- _Objective_: Starting at the line with "Transcribe the text in this document." and stopping at the final line, retype the data below exactly; do not carry over any pictures.
::::::::
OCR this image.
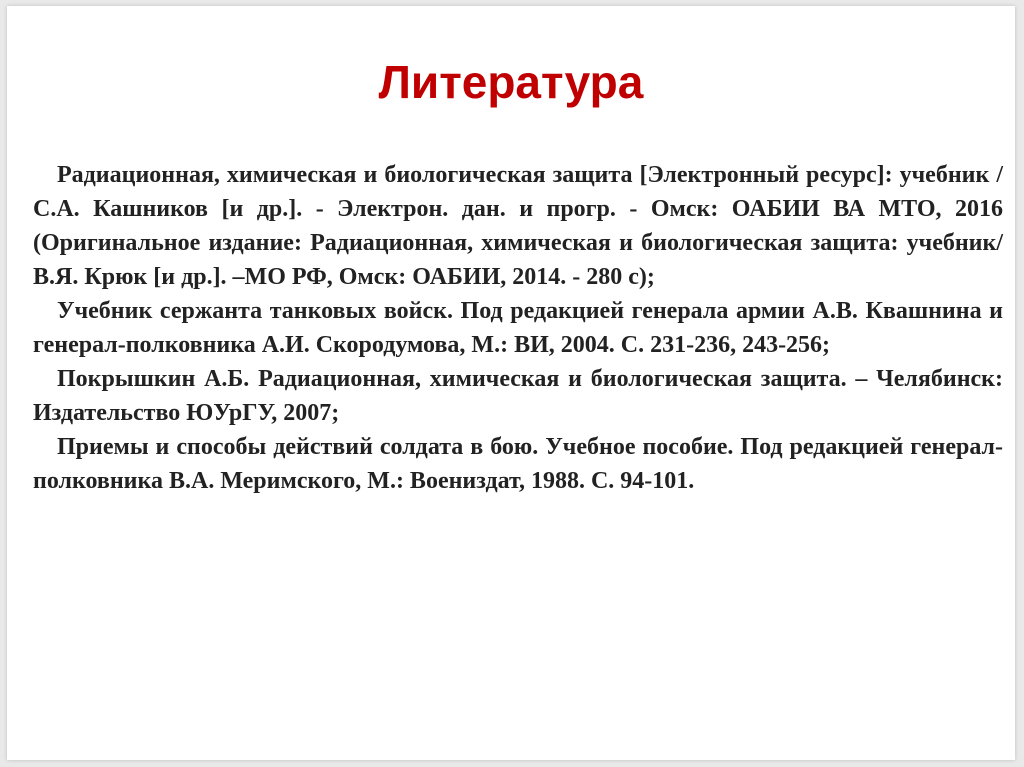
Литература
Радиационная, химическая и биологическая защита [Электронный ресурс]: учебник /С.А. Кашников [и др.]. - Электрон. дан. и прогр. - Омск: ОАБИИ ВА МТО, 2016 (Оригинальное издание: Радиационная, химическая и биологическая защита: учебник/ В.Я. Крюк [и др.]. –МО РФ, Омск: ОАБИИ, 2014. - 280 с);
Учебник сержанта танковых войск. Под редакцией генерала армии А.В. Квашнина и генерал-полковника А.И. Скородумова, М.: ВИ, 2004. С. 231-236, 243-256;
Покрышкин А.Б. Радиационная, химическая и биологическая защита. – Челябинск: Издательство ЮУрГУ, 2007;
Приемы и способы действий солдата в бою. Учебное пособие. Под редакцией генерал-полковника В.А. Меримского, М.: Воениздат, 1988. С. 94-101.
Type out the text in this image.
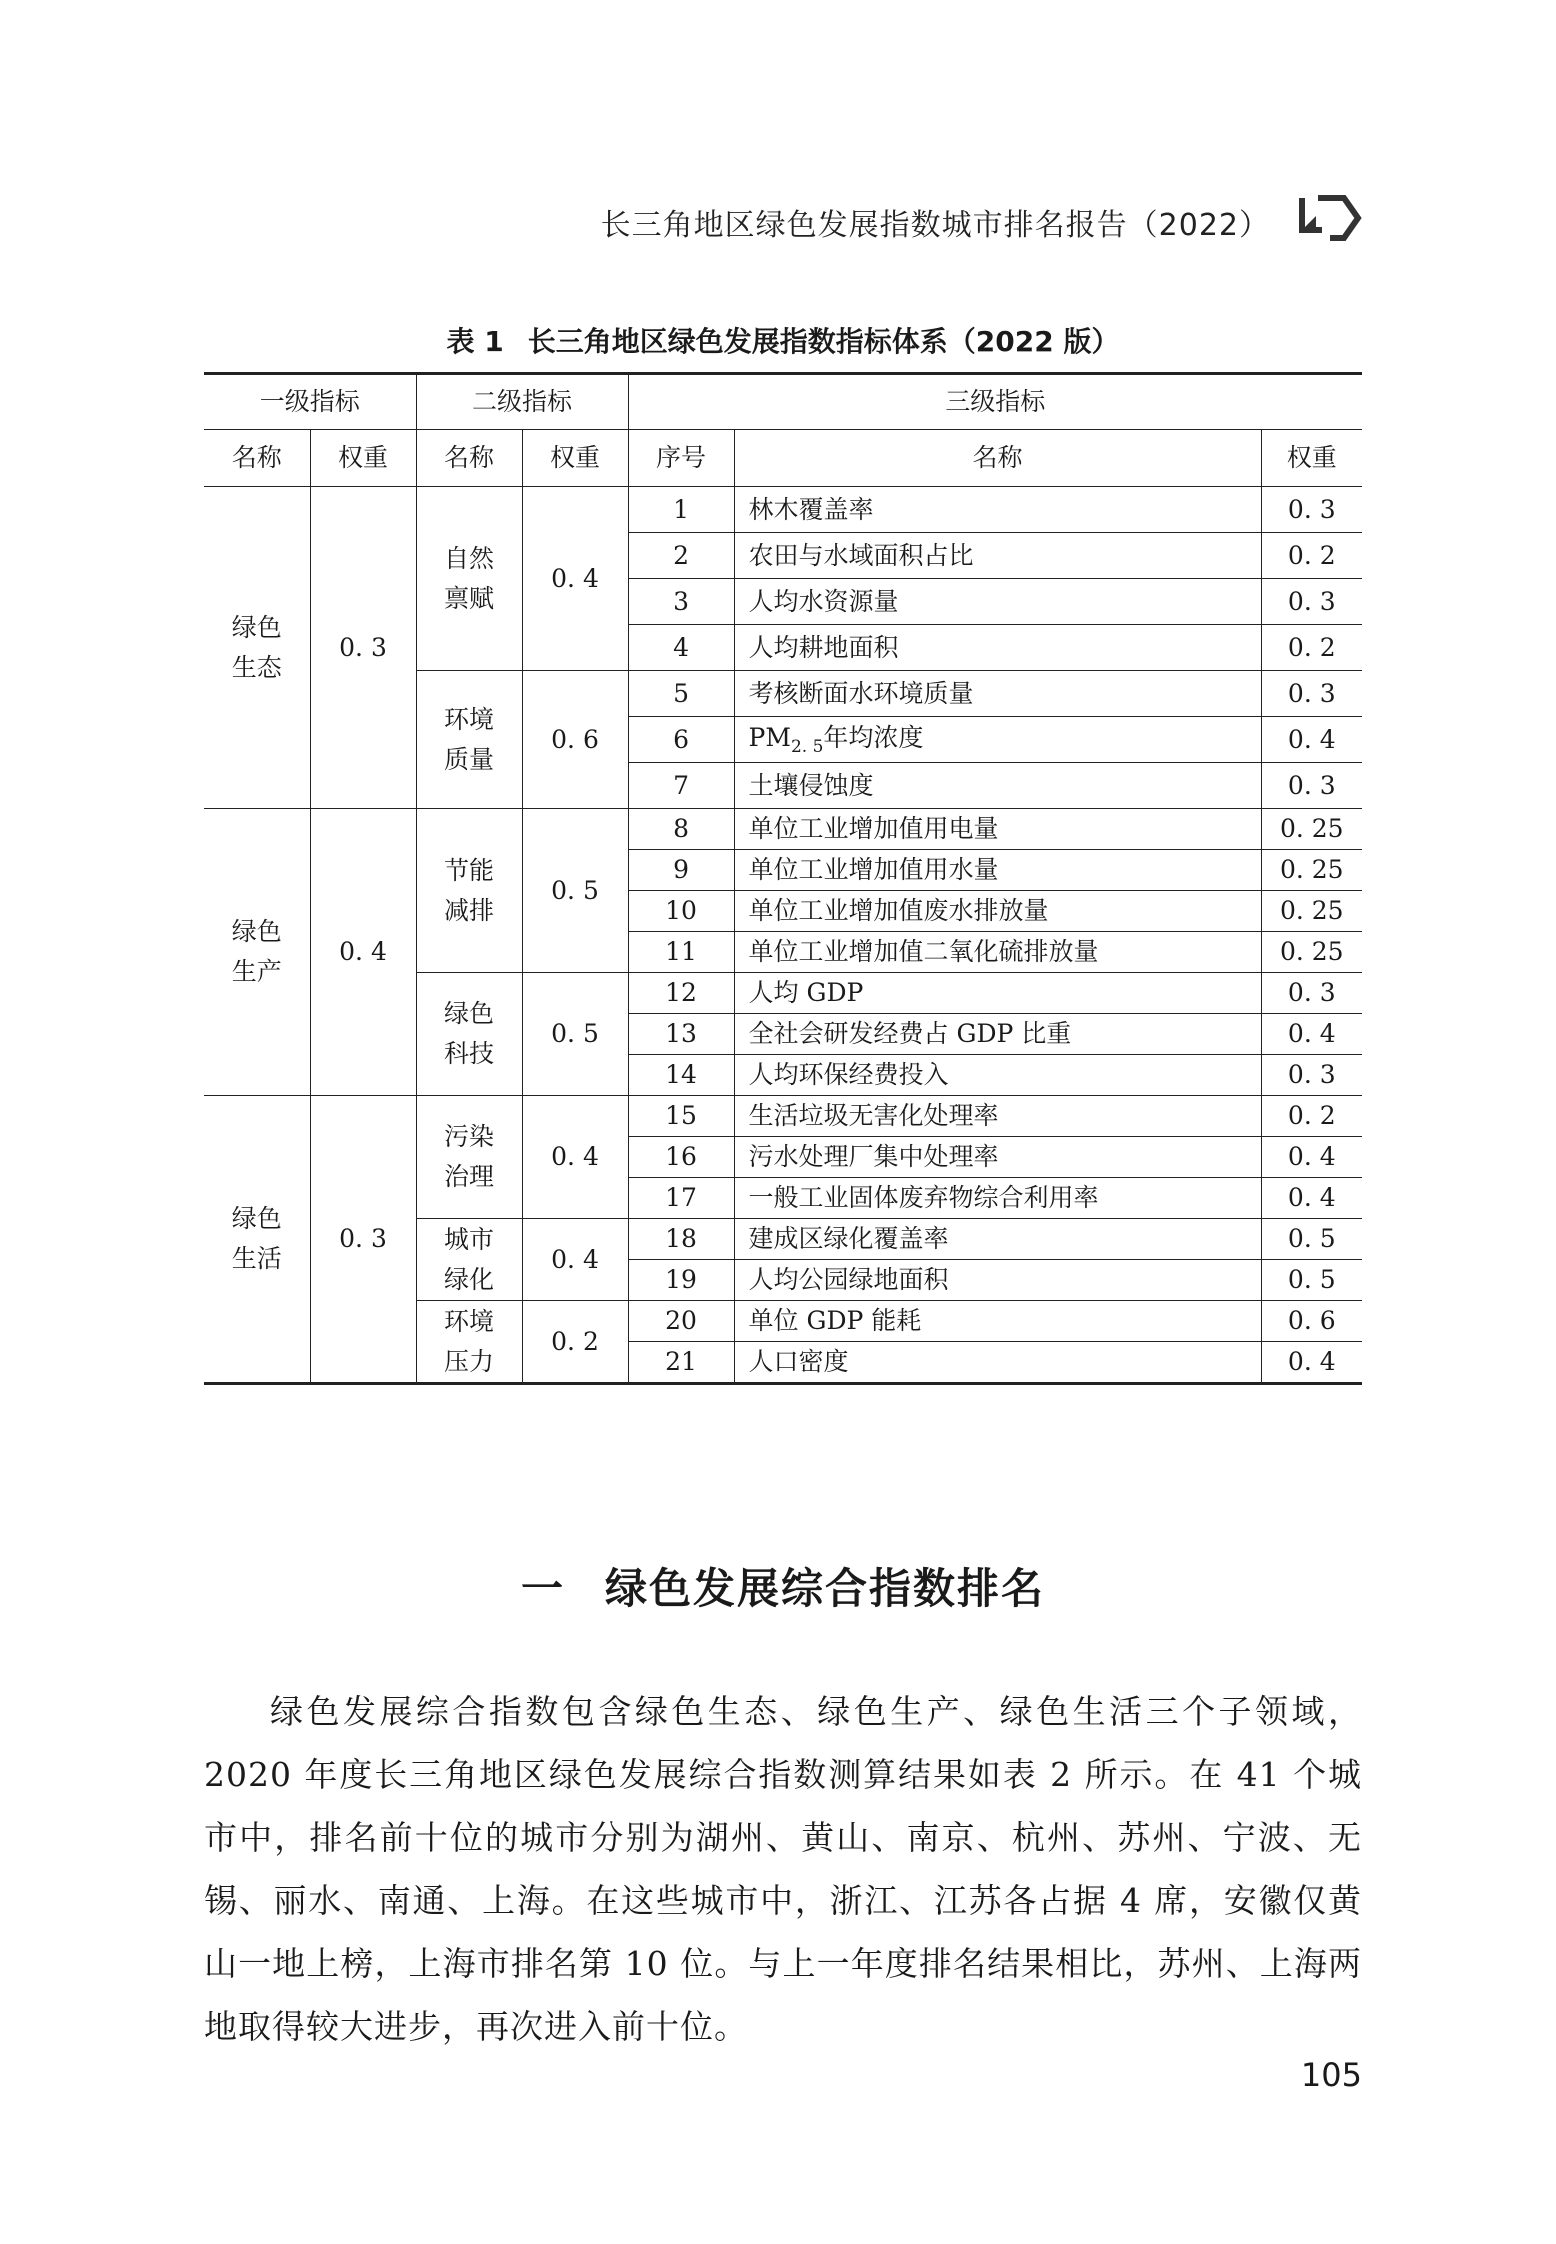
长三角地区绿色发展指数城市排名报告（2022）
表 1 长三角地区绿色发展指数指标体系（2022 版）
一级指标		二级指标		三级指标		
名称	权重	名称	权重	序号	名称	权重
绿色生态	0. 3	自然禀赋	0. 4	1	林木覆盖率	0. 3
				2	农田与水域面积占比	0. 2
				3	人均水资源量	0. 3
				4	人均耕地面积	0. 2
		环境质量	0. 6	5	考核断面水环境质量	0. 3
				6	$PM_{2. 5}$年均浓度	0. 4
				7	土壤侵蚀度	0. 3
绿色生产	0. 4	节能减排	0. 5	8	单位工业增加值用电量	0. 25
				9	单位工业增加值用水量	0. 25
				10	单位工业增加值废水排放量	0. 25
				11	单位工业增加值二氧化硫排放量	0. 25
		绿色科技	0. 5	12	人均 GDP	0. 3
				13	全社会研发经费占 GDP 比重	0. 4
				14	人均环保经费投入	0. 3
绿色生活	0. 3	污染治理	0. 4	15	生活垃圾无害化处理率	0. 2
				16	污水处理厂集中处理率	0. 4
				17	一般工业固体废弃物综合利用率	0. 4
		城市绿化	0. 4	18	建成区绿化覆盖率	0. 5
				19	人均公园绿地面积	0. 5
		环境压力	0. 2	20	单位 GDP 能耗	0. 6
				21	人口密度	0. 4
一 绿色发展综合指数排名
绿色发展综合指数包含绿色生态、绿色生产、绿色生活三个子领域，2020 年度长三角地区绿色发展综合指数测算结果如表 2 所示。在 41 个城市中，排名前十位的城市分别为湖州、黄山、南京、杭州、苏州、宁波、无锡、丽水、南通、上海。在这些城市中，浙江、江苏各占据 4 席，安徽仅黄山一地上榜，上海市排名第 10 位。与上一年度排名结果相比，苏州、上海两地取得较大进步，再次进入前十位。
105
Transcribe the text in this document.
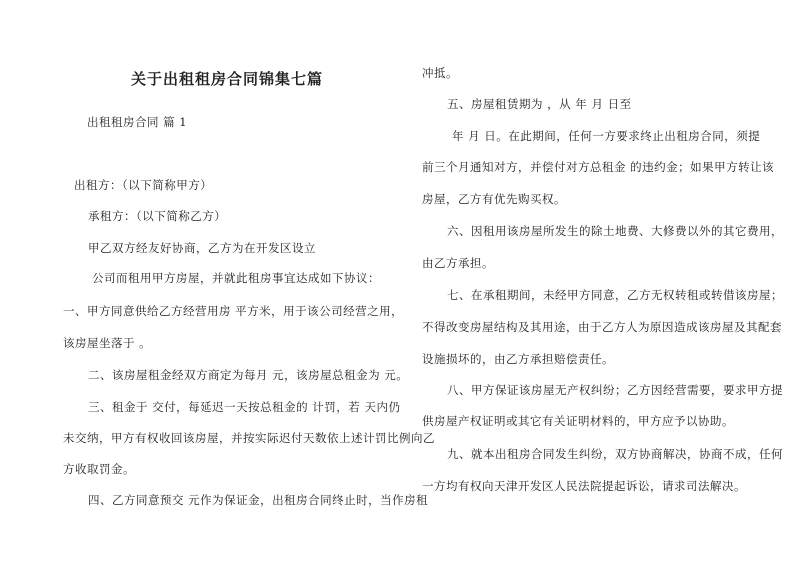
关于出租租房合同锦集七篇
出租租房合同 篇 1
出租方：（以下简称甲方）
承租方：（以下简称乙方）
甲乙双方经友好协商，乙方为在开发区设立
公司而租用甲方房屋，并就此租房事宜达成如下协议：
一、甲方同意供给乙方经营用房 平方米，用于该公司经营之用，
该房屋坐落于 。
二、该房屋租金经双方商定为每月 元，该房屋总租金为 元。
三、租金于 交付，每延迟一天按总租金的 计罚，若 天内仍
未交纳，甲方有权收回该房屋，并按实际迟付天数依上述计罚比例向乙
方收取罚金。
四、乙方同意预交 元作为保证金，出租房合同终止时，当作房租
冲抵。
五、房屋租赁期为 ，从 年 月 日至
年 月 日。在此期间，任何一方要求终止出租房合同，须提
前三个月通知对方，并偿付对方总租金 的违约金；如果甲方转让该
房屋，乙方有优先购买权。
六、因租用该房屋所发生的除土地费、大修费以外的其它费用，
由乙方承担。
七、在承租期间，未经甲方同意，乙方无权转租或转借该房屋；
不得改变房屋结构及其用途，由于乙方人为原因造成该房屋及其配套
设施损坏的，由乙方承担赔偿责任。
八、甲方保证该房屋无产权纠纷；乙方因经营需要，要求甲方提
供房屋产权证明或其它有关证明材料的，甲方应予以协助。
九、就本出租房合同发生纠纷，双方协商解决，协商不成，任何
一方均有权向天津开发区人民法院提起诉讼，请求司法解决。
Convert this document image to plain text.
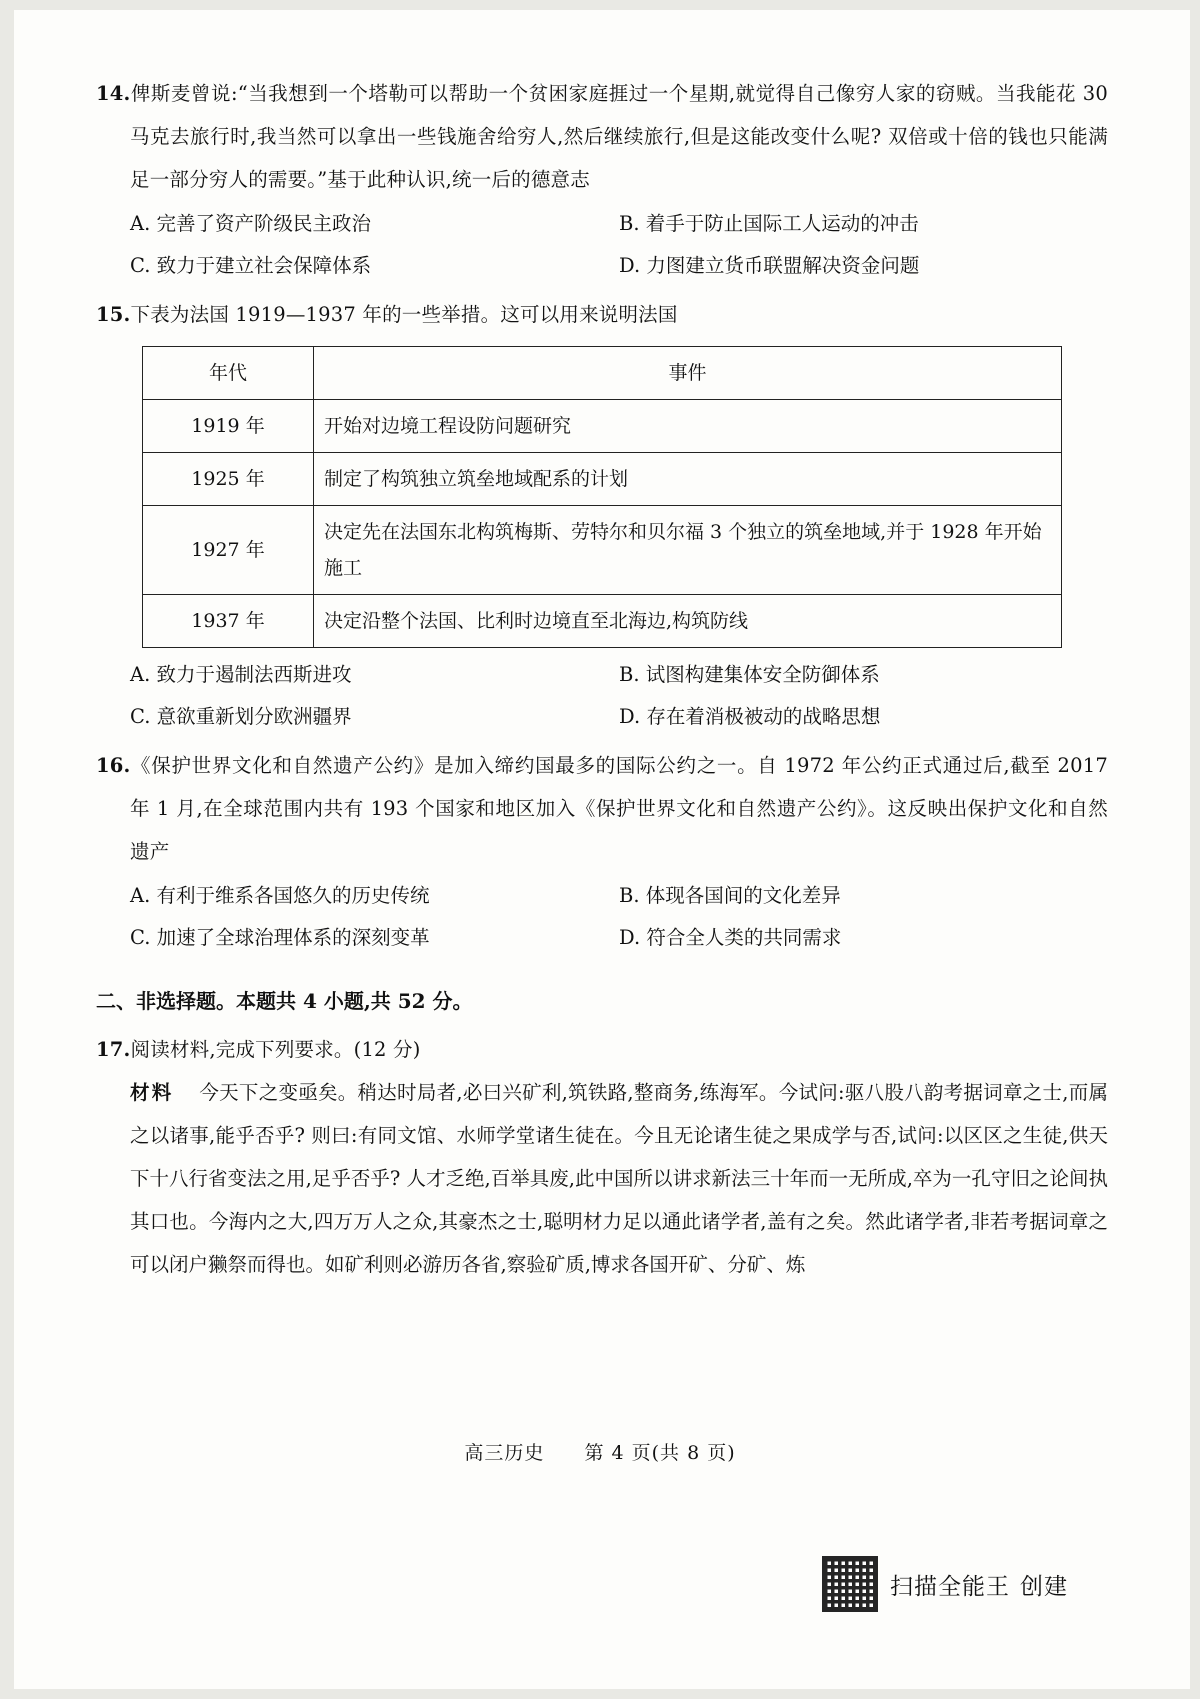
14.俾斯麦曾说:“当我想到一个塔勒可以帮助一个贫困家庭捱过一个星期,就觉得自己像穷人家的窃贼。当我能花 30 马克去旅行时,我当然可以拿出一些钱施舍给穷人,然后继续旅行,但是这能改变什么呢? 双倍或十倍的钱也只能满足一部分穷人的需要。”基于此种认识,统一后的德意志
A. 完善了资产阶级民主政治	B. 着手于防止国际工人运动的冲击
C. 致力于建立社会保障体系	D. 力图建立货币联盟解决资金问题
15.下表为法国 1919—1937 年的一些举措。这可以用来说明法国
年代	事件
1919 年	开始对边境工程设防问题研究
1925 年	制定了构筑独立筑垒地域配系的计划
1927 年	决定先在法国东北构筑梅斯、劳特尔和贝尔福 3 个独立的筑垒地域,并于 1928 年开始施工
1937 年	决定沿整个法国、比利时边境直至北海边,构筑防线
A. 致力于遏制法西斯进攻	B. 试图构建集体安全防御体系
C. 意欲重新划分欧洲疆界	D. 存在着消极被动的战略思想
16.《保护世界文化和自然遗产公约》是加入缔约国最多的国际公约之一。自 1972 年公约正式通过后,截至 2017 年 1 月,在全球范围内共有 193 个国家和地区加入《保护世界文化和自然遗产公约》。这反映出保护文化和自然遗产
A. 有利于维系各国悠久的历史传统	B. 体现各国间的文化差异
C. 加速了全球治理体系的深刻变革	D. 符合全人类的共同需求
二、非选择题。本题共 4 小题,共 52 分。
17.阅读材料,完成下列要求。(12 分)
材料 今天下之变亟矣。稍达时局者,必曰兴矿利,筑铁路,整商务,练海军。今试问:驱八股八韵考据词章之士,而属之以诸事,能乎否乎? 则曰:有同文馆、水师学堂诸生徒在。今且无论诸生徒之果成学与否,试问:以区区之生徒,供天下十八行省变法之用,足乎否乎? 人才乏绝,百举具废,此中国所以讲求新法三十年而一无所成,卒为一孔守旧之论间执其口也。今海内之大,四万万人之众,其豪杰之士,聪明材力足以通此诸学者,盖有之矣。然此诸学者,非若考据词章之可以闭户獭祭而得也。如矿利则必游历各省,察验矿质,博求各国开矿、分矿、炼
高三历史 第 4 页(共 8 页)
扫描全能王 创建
::::::::
- _Exercise output_:
Transcribe the text in this document.
关于出租租房合同锦集七篇
出租租房合同 篇 1
出租方：（以下简称甲方）
承租方：（以下简称乙方）
甲乙双方经友好协商，乙方为在开发区设立
公司而租用甲方房屋，并就此租房事宜达成如下协议：
一、甲方同意供给乙方经营用房 平方米，用于该公司经营之用，
该房屋坐落于 。
二、该房屋租金经双方商定为每月 元，该房屋总租金为 元。
三、租金于 交付，每延迟一天按总租金的 计罚，若 天内仍
未交纳，甲方有权收回该房屋，并按实际迟付天数依上述计罚比例向乙
方收取罚金。
四、乙方同意预交 元作为保证金，出租房合同终止时，当作房租
冲抵。
五、房屋租赁期为 ，从 年 月 日至
年 月 日。在此期间，任何一方要求终止出租房合同，须提
前三个月通知对方，并偿付对方总租金 的违约金；如果甲方转让该
房屋，乙方有优先购买权。
六、因租用该房屋所发生的除土地费、大修费以外的其它费用，
由乙方承担。
七、在承租期间，未经甲方同意，乙方无权转租或转借该房屋；
不得改变房屋结构及其用途，由于乙方人为原因造成该房屋及其配套
设施损坏的，由乙方承担赔偿责任。
八、甲方保证该房屋无产权纠纷；乙方因经营需要，要求甲方提
供房屋产权证明或其它有关证明材料的，甲方应予以协助。
九、就本出租房合同发生纠纷，双方协商解决，协商不成，任何
一方均有权向天津开发区人民法院提起诉讼，请求司法解决。
Convert this document image to plain text.
14.俾斯麦曾说:“当我想到一个塔勒可以帮助一个贫困家庭捱过一个星期,就觉得自己像穷人家的窃贼。当我能花 30 马克去旅行时,我当然可以拿出一些钱施舍给穷人,然后继续旅行,但是这能改变什么呢? 双倍或十倍的钱也只能满足一部分穷人的需要。”基于此种认识,统一后的德意志
A. 完善了资产阶级民主政治	B. 着手于防止国际工人运动的冲击
C. 致力于建立社会保障体系	D. 力图建立货币联盟解决资金问题
15.下表为法国 1919—1937 年的一些举措。这可以用来说明法国
年代	事件
1919 年	开始对边境工程设防问题研究
1925 年	制定了构筑独立筑垒地域配系的计划
1927 年	决定先在法国东北构筑梅斯、劳特尔和贝尔福 3 个独立的筑垒地域,并于 1928 年开始施工
1937 年	决定沿整个法国、比利时边境直至北海边,构筑防线
A. 致力于遏制法西斯进攻	B. 试图构建集体安全防御体系
C. 意欲重新划分欧洲疆界	D. 存在着消极被动的战略思想
16.《保护世界文化和自然遗产公约》是加入缔约国最多的国际公约之一。自 1972 年公约正式通过后,截至 2017 年 1 月,在全球范围内共有 193 个国家和地区加入《保护世界文化和自然遗产公约》。这反映出保护文化和自然遗产
A. 有利于维系各国悠久的历史传统	B. 体现各国间的文化差异
C. 加速了全球治理体系的深刻变革	D. 符合全人类的共同需求
二、非选择题。本题共 4 小题,共 52 分。
17.阅读材料,完成下列要求。(12 分)
材料 今天下之变亟矣。稍达时局者,必曰兴矿利,筑铁路,整商务,练海军。今试问:驱八股八韵考据词章之士,而属之以诸事,能乎否乎? 则曰:有同文馆、水师学堂诸生徒在。今且无论诸生徒之果成学与否,试问:以区区之生徒,供天下十八行省变法之用,足乎否乎? 人才乏绝,百举具废,此中国所以讲求新法三十年而一无所成,卒为一孔守旧之论间执其口也。今海内之大,四万万人之众,其豪杰之士,聪明材力足以通此诸学者,盖有之矣。然此诸学者,非若考据词章之可以闭户獭祭而得也。如矿利则必游历各省,察验矿质,博求各国开矿、分矿、炼
高三历史 第 4 页(共 8 页)
扫描全能王 创建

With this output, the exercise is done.